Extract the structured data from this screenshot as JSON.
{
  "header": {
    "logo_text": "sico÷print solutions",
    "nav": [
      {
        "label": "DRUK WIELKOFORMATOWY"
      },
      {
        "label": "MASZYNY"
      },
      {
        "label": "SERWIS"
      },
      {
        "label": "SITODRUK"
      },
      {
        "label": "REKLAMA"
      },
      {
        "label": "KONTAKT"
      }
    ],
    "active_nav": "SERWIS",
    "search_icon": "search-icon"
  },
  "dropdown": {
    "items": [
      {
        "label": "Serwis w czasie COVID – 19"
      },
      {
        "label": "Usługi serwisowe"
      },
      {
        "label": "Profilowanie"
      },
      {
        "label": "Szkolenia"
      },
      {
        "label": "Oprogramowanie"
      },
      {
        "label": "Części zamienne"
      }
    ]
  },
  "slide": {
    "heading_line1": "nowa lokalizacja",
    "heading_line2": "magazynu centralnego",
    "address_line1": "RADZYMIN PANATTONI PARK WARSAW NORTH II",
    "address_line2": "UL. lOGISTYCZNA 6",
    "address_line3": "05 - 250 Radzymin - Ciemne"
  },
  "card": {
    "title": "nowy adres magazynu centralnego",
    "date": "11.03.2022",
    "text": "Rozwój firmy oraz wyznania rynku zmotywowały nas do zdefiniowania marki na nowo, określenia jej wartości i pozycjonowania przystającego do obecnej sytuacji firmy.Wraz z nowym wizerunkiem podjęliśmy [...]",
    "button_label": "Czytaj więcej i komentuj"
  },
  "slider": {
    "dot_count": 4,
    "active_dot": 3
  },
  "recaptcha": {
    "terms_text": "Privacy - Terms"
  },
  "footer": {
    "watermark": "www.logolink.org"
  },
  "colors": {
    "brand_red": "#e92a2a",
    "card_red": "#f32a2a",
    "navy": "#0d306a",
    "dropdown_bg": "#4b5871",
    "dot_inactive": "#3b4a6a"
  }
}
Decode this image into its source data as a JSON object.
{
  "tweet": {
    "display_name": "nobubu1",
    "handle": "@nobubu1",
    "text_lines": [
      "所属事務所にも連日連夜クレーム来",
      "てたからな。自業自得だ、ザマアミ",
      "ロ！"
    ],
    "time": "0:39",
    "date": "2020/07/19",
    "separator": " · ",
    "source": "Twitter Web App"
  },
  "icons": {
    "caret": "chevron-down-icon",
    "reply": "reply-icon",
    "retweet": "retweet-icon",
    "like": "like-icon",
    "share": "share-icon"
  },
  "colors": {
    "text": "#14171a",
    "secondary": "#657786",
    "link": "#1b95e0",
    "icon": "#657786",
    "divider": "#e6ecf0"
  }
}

▬▬▬

Only lines with the word "source" are wanted, so copy each one from the records.

• **Solution below**:
Decode this image into its source data as a JSON object.
    "source": "Twitter Web App"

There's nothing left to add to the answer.